> [Instructions to follow]: Below is a block of records; reproduce all of them exactly and leave out any pictures.

================================

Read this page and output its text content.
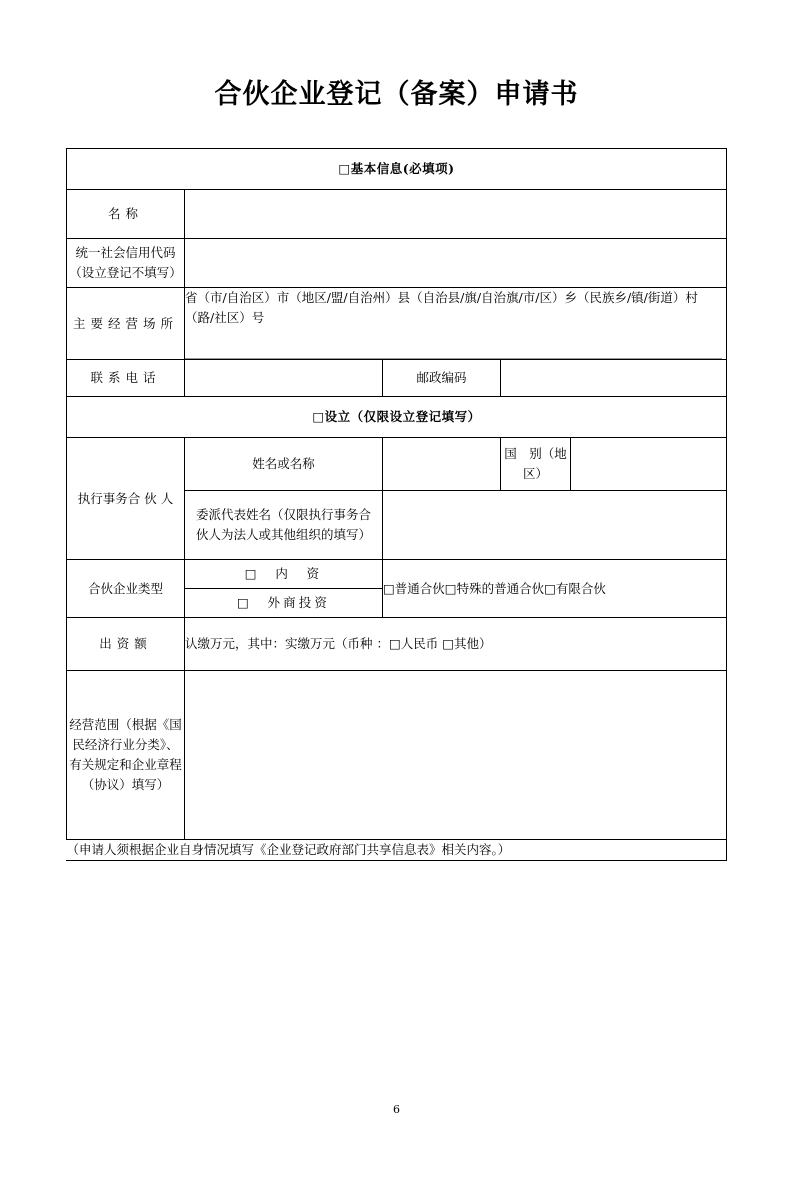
合伙企业登记（备案）申请书
□基本信息(必填项)				
名称				
统一社会信用代码（设立登记不填写）				
主要经营场所	省（市/自治区）市（地区/盟/自治州）县（自治县/旗/自治旗/市/区）乡（民族乡/镇/街道）村（路/社区）号			

联系电话		邮政编码		
□设立（仅限设立登记填写）				
执行事务合 伙 人	姓名或名称		国　别（地区）	
	委派代表姓名（仅限执行事务合伙人为法人或其他组织的填写）			
合伙企业类型	□　内　资	□普通合伙□特殊的普通合伙□有限合伙		
	□　外商投资			
出资额	认缴万元，其中：实缴万元（币种 ：□人民币 □其他）			
经营范围（根据《国民经济行业分类》、有关规定和企业章程（协议）填写）				
（申请人须根据企业自身情况填写《企业登记政府部门共享信息表》相关内容。）				
6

================================

> [Exercise output]:
Read this page and output its text content.
合伙企业登记（备案）申请书
□基本信息(必填项)				
名称				
统一社会信用代码（设立登记不填写）				
主要经营场所	省（市/自治区）市（地区/盟/自治州）县（自治县/旗/自治旗/市/区）乡（民族乡/镇/街道）村（路/社区）号			

联系电话		邮政编码		
□设立（仅限设立登记填写）				
执行事务合 伙 人	姓名或名称		国　别（地区）	
	委派代表姓名（仅限执行事务合伙人为法人或其他组织的填写）			
合伙企业类型	□　内　资	□普通合伙□特殊的普通合伙□有限合伙		
	□　外商投资			
出资额	认缴万元，其中：实缴万元（币种 ：□人民币 □其他）			
经营范围（根据《国民经济行业分类》、有关规定和企业章程（协议）填写）				
（申请人须根据企业自身情况填写《企业登记政府部门共享信息表》相关内容。）				
6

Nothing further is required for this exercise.